### Data for the task
• • • • • • •

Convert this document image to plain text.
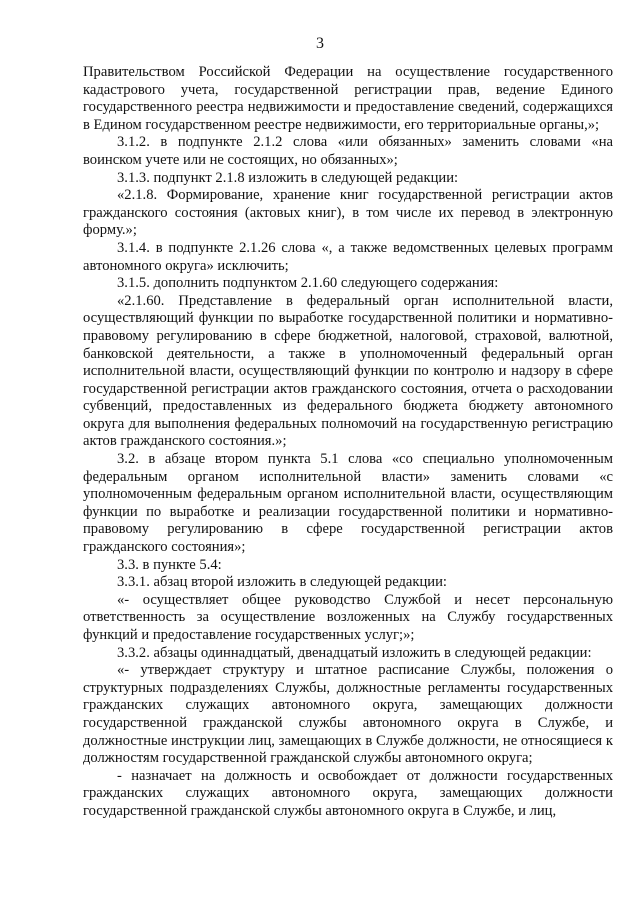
3

Правительством Российской Федерации на осуществление государственного кадастрового учета, государственной регистрации прав, ведение Единого государственного реестра недвижимости и предоставление сведений, содержащихся в Едином государственном реестре недвижимости, его территориальные органы,»;

3.1.2. в подпункте 2.1.2 слова «или обязанных» заменить словами «на воинском учете или не состоящих, но обязанных»;

3.1.3. подпункт 2.1.8 изложить в следующей редакции:

«2.1.8. Формирование, хранение книг государственной регистрации актов гражданского состояния (актовых книг), в том числе их перевод в электронную форму.»;

3.1.4. в подпункте 2.1.26 слова «, а также ведомственных целевых программ автономного округа» исключить;

3.1.5. дополнить подпунктом 2.1.60 следующего содержания:

«2.1.60. Представление в федеральный орган исполнительной власти, осуществляющий функции по выработке государственной политики и нормативно-правовому регулированию в сфере бюджетной, налоговой, страховой, валютной, банковской деятельности, а также в уполномоченный федеральный орган исполнительной власти, осуществляющий функции по контролю и надзору в сфере государственной регистрации актов гражданского состояния, отчета о расходовании субвенций, предоставленных из федерального бюджета бюджету автономного округа для выполнения федеральных полномочий на государственную регистрацию актов гражданского состояния.»;

3.2. в абзаце втором пункта 5.1 слова «со специально уполномоченным федеральным органом исполнительной власти» заменить словами «с уполномоченным федеральным органом исполнительной власти, осуществляющим функции по выработке и реализации государственной политики и нормативно-правовому регулированию в сфере государственной регистрации актов гражданского состояния»;

3.3. в пункте 5.4:

3.3.1. абзац второй изложить в следующей редакции:

«- осуществляет общее руководство Службой и несет персональную ответственность за осуществление возложенных на Службу государственных функций и предоставление государственных услуг;»;

3.3.2. абзацы одиннадцатый, двенадцатый изложить в следующей редакции:

«- утверждает структуру и штатное расписание Службы, положения о структурных подразделениях Службы, должностные регламенты государственных гражданских служащих автономного округа, замещающих должности государственной гражданской службы автономного округа в Службе, и должностные инструкции лиц, замещающих в Службе должности, не относящиеся к должностям государственной гражданской службы автономного округа;

- назначает на должность и освобождает от должности государственных гражданских служащих автономного округа, замещающих должности государственной гражданской службы автономного округа в Службе, и лиц,
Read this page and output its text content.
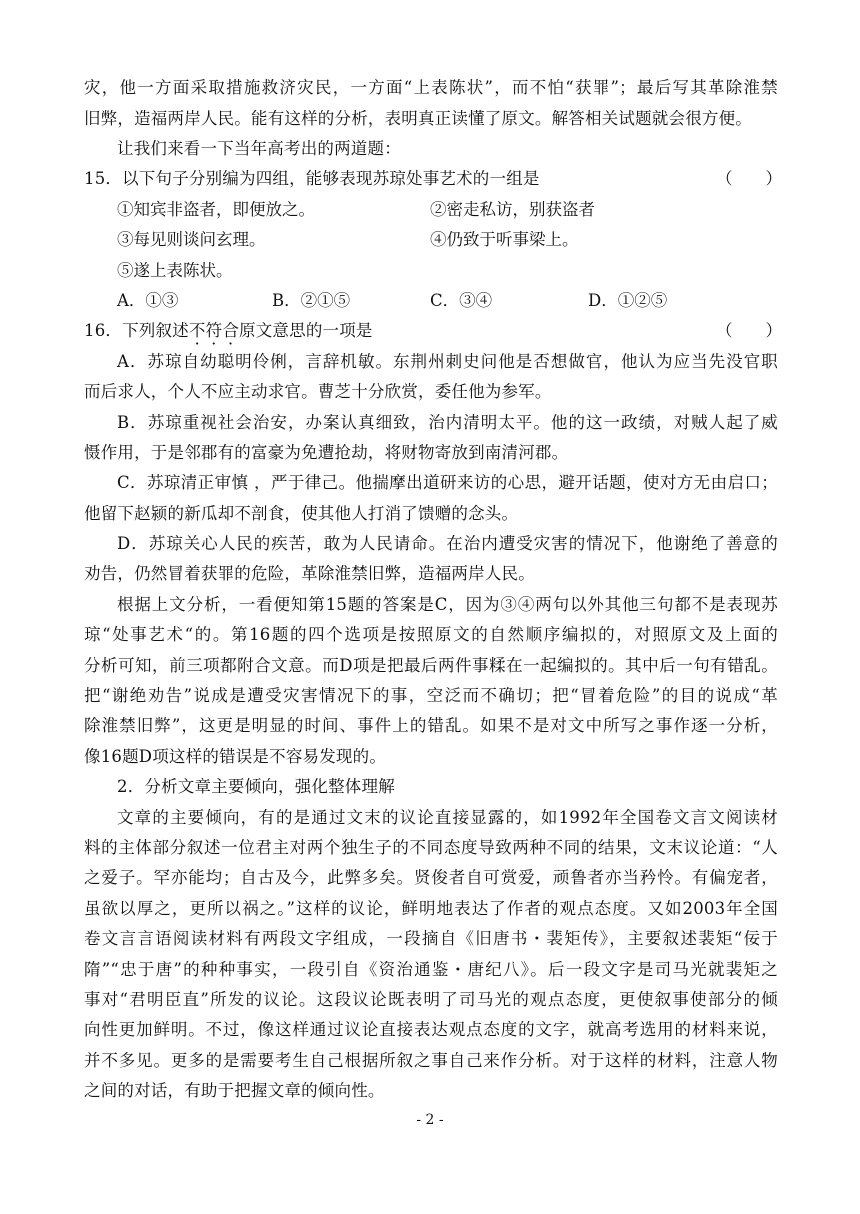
灾，他一方面采取措施救济灾民，一方面“上表陈状”，而不怕“获罪”；最后写其革除淮禁
旧弊，造福两岸人民。能有这样的分析，表明真正读懂了原文。解答相关试题就会很方便。
让我们来看一下当年高考出的两道题：
15．以下句子分别编为四组，能够表现苏琼处事艺术的一组是	（　　）
①知宾非盗者，即便放之。	②密走私访，别获盗者
③每见则谈问玄理。	④仍致于听事梁上。
⑤遂上表陈状。
A．①③	B．②①⑤	C．③④	D．①②⑤
16．下列叙述不符合原文意思的一项是	（　　）
A．苏琼自幼聪明伶俐，言辞机敏。东荆州刺史问他是否想做官，他认为应当先没官职
而后求人，个人不应主动求官。曹芝十分欣赏，委任他为参军。
B．苏琼重视社会治安，办案认真细致，治内清明太平。他的这一政绩，对贼人起了威
慑作用，于是邻郡有的富豪为免遭抢劫，将财物寄放到南清河郡。
C．苏琼清正审慎 ，严于律己。他揣摩出道研来访的心思，避开话题，使对方无由启口；
他留下赵颍的新瓜却不剖食，使其他人打消了馈赠的念头。
D．苏琼关心人民的疾苦，敢为人民请命。在治内遭受灾害的情况下，他谢绝了善意的
劝告，仍然冒着获罪的危险，革除淮禁旧弊，造福两岸人民。
根据上文分析，一看便知第15题的答案是C，因为③④两句以外其他三句都不是表现苏
琼“处事艺术“的。第16题的四个选项是按照原文的自然顺序编拟的，对照原文及上面的
分析可知，前三项都附合文意。而D项是把最后两件事糅在一起编拟的。其中后一句有错乱。
把“谢绝劝告”说成是遭受灾害情况下的事，空泛而不确切；把“冒着危险”的目的说成“革
除淮禁旧弊”，这更是明显的时间、事件上的错乱。如果不是对文中所写之事作逐一分析，
像16题D项这样的错误是不容易发现的。
2．分析文章主要倾向，强化整体理解
文章的主要倾向，有的是通过文末的议论直接显露的，如1992年全国卷文言文阅读材
料的主体部分叙述一位君主对两个独生子的不同态度导致两种不同的结果，文末议论道：“人
之爱子。罕亦能均；自古及今，此弊多矣。贤俊者自可赏爱，顽鲁者亦当矜怜。有偏宠者，
虽欲以厚之，更所以祸之。”这样的议论，鲜明地表达了作者的观点态度。又如2003年全国
卷文言言语阅读材料有两段文字组成，一段摘自《旧唐书・裴矩传》，主要叙述裴矩“佞于
隋”“忠于唐”的种种事实，一段引自《资治通鉴・唐纪八》。后一段文字是司马光就裴矩之
事对“君明臣直”所发的议论。这段议论既表明了司马光的观点态度，更使叙事使部分的倾
向性更加鲜明。不过，像这样通过议论直接表达观点态度的文字，就高考选用的材料来说，
并不多见。更多的是需要考生自己根据所叙之事自己来作分析。对于这样的材料，注意人物
之间的对话，有助于把握文章的倾向性。
- 2 -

• • • • • • •

### Problem details
Leave the pictures out and print the records above exactly as they stand.

### Solution
Convert this document image to plain text.
3

Правительством Российской Федерации на осуществление государственного кадастрового учета, государственной регистрации прав, ведение Единого государственного реестра недвижимости и предоставление сведений, содержащихся в Едином государственном реестре недвижимости, его территориальные органы,»;

3.1.2. в подпункте 2.1.2 слова «или обязанных» заменить словами «на воинском учете или не состоящих, но обязанных»;

3.1.3. подпункт 2.1.8 изложить в следующей редакции:

«2.1.8. Формирование, хранение книг государственной регистрации актов гражданского состояния (актовых книг), в том числе их перевод в электронную форму.»;

3.1.4. в подпункте 2.1.26 слова «, а также ведомственных целевых программ автономного округа» исключить;

3.1.5. дополнить подпунктом 2.1.60 следующего содержания:

«2.1.60. Представление в федеральный орган исполнительной власти, осуществляющий функции по выработке государственной политики и нормативно-правовому регулированию в сфере бюджетной, налоговой, страховой, валютной, банковской деятельности, а также в уполномоченный федеральный орган исполнительной власти, осуществляющий функции по контролю и надзору в сфере государственной регистрации актов гражданского состояния, отчета о расходовании субвенций, предоставленных из федерального бюджета бюджету автономного округа для выполнения федеральных полномочий на государственную регистрацию актов гражданского состояния.»;

3.2. в абзаце втором пункта 5.1 слова «со специально уполномоченным федеральным органом исполнительной власти» заменить словами «с уполномоченным федеральным органом исполнительной власти, осуществляющим функции по выработке и реализации государственной политики и нормативно-правовому регулированию в сфере государственной регистрации актов гражданского состояния»;

3.3. в пункте 5.4:

3.3.1. абзац второй изложить в следующей редакции:

«- осуществляет общее руководство Службой и несет персональную ответственность за осуществление возложенных на Службу государственных функций и предоставление государственных услуг;»;

3.3.2. абзацы одиннадцатый, двенадцатый изложить в следующей редакции:

«- утверждает структуру и штатное расписание Службы, положения о структурных подразделениях Службы, должностные регламенты государственных гражданских служащих автономного округа, замещающих должности государственной гражданской службы автономного округа в Службе, и должностные инструкции лиц, замещающих в Службе должности, не относящиеся к должностям государственной гражданской службы автономного округа;

- назначает на должность и освобождает от должности государственных гражданских служащих автономного округа, замещающих должности государственной гражданской службы автономного округа в Службе, и лиц,
Read this page and output its text content.
灾，他一方面采取措施救济灾民，一方面“上表陈状”，而不怕“获罪”；最后写其革除淮禁
旧弊，造福两岸人民。能有这样的分析，表明真正读懂了原文。解答相关试题就会很方便。
让我们来看一下当年高考出的两道题：
15．以下句子分别编为四组，能够表现苏琼处事艺术的一组是	（　　）
①知宾非盗者，即便放之。	②密走私访，别获盗者
③每见则谈问玄理。	④仍致于听事梁上。
⑤遂上表陈状。
A．①③	B．②①⑤	C．③④	D．①②⑤
16．下列叙述不符合原文意思的一项是	（　　）
A．苏琼自幼聪明伶俐，言辞机敏。东荆州刺史问他是否想做官，他认为应当先没官职
而后求人，个人不应主动求官。曹芝十分欣赏，委任他为参军。
B．苏琼重视社会治安，办案认真细致，治内清明太平。他的这一政绩，对贼人起了威
慑作用，于是邻郡有的富豪为免遭抢劫，将财物寄放到南清河郡。
C．苏琼清正审慎 ，严于律己。他揣摩出道研来访的心思，避开话题，使对方无由启口；
他留下赵颍的新瓜却不剖食，使其他人打消了馈赠的念头。
D．苏琼关心人民的疾苦，敢为人民请命。在治内遭受灾害的情况下，他谢绝了善意的
劝告，仍然冒着获罪的危险，革除淮禁旧弊，造福两岸人民。
根据上文分析，一看便知第15题的答案是C，因为③④两句以外其他三句都不是表现苏
琼“处事艺术“的。第16题的四个选项是按照原文的自然顺序编拟的，对照原文及上面的
分析可知，前三项都附合文意。而D项是把最后两件事糅在一起编拟的。其中后一句有错乱。
把“谢绝劝告”说成是遭受灾害情况下的事，空泛而不确切；把“冒着危险”的目的说成“革
除淮禁旧弊”，这更是明显的时间、事件上的错乱。如果不是对文中所写之事作逐一分析，
像16题D项这样的错误是不容易发现的。
2．分析文章主要倾向，强化整体理解
文章的主要倾向，有的是通过文末的议论直接显露的，如1992年全国卷文言文阅读材
料的主体部分叙述一位君主对两个独生子的不同态度导致两种不同的结果，文末议论道：“人
之爱子。罕亦能均；自古及今，此弊多矣。贤俊者自可赏爱，顽鲁者亦当矜怜。有偏宠者，
虽欲以厚之，更所以祸之。”这样的议论，鲜明地表达了作者的观点态度。又如2003年全国
卷文言言语阅读材料有两段文字组成，一段摘自《旧唐书・裴矩传》，主要叙述裴矩“佞于
隋”“忠于唐”的种种事实，一段引自《资治通鉴・唐纪八》。后一段文字是司马光就裴矩之
事对“君明臣直”所发的议论。这段议论既表明了司马光的观点态度，更使叙事使部分的倾
向性更加鲜明。不过，像这样通过议论直接表达观点态度的文字，就高考选用的材料来说，
并不多见。更多的是需要考生自己根据所叙之事自己来作分析。对于这样的材料，注意人物
之间的对话，有助于把握文章的倾向性。
- 2 -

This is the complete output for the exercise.